### Data rows
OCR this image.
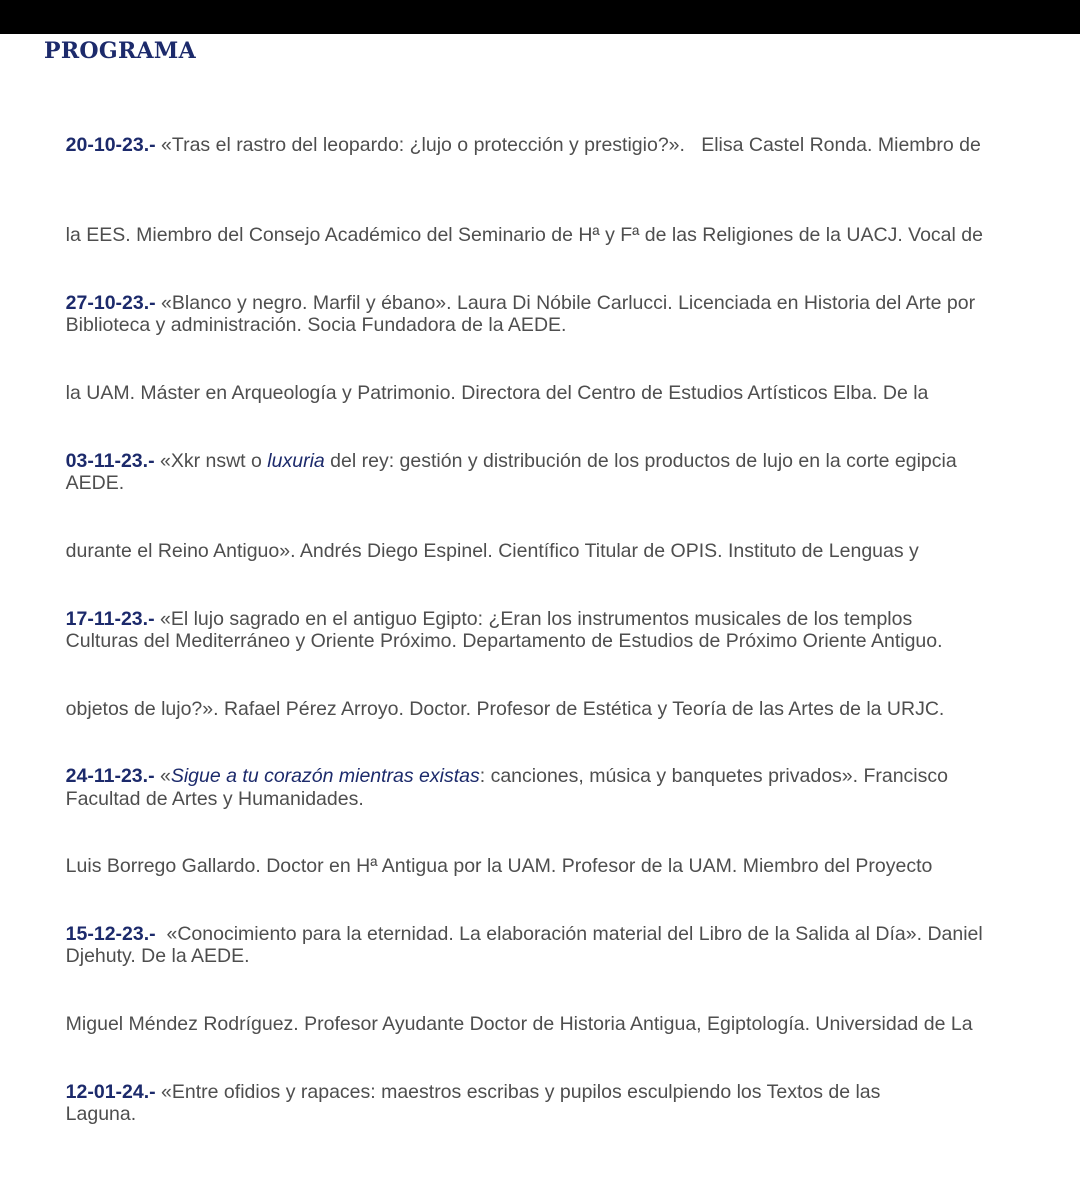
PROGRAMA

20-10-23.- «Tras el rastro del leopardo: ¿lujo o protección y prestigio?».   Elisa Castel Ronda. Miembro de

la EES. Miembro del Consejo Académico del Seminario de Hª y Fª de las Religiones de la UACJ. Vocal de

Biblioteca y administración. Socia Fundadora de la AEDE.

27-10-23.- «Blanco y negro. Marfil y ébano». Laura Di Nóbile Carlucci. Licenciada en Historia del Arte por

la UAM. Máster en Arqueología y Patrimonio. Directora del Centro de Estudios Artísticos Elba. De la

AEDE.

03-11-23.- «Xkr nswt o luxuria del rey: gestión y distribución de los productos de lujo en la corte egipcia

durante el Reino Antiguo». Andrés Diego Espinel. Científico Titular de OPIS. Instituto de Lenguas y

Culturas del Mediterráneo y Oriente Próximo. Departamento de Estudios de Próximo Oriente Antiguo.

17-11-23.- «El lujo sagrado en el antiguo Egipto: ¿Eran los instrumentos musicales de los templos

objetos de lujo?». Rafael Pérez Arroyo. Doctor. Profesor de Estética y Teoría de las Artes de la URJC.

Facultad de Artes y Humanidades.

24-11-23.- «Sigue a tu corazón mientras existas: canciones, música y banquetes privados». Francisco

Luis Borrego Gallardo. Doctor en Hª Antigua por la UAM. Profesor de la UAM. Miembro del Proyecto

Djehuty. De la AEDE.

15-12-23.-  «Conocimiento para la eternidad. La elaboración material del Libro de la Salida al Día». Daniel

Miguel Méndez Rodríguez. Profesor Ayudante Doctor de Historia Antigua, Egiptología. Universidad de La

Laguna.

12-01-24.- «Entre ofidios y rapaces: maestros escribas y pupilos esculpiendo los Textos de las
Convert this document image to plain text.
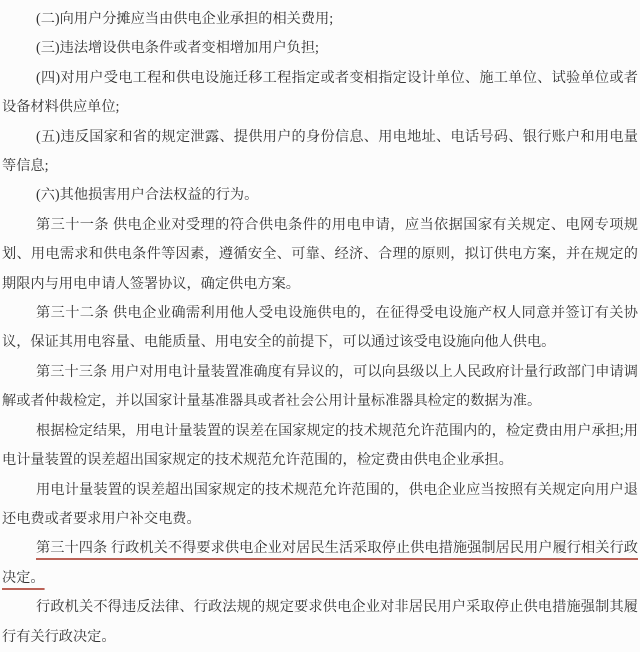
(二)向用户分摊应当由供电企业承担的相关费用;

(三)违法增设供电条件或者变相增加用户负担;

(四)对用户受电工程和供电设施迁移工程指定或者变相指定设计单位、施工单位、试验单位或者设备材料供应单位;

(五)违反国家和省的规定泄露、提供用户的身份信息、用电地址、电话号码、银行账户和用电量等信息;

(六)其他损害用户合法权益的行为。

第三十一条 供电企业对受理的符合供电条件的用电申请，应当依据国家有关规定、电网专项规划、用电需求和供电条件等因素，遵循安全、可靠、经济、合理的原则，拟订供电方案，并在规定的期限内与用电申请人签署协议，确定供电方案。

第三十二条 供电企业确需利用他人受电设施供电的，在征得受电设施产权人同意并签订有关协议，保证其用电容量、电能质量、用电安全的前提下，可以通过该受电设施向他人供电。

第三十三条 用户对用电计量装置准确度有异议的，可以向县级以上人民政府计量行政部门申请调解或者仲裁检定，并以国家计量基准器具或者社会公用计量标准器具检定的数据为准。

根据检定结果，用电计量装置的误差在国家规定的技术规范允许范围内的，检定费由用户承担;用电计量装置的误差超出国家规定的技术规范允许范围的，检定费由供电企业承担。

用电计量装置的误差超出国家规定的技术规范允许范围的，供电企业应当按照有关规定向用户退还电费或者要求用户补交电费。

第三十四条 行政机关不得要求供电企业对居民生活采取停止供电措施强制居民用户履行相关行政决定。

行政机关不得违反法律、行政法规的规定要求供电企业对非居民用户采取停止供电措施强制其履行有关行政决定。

### Work to do
Write the lines from the line containing "Convert this document image to plain text." through the last line of the data out again exactly, and only those lines; pictures stay out.

### Task answer
Convert this document image to plain text.
(二)向用户分摊应当由供电企业承担的相关费用;

(三)违法增设供电条件或者变相增加用户负担;

(四)对用户受电工程和供电设施迁移工程指定或者变相指定设计单位、施工单位、试验单位或者设备材料供应单位;

(五)违反国家和省的规定泄露、提供用户的身份信息、用电地址、电话号码、银行账户和用电量等信息;

(六)其他损害用户合法权益的行为。

第三十一条 供电企业对受理的符合供电条件的用电申请，应当依据国家有关规定、电网专项规划、用电需求和供电条件等因素，遵循安全、可靠、经济、合理的原则，拟订供电方案，并在规定的期限内与用电申请人签署协议，确定供电方案。

第三十二条 供电企业确需利用他人受电设施供电的，在征得受电设施产权人同意并签订有关协议，保证其用电容量、电能质量、用电安全的前提下，可以通过该受电设施向他人供电。

第三十三条 用户对用电计量装置准确度有异议的，可以向县级以上人民政府计量行政部门申请调解或者仲裁检定，并以国家计量基准器具或者社会公用计量标准器具检定的数据为准。

根据检定结果，用电计量装置的误差在国家规定的技术规范允许范围内的，检定费由用户承担;用电计量装置的误差超出国家规定的技术规范允许范围的，检定费由供电企业承担。

用电计量装置的误差超出国家规定的技术规范允许范围的，供电企业应当按照有关规定向用户退还电费或者要求用户补交电费。

第三十四条 行政机关不得要求供电企业对居民生活采取停止供电措施强制居民用户履行相关行政决定。

行政机关不得违反法律、行政法规的规定要求供电企业对非居民用户采取停止供电措施强制其履行有关行政决定。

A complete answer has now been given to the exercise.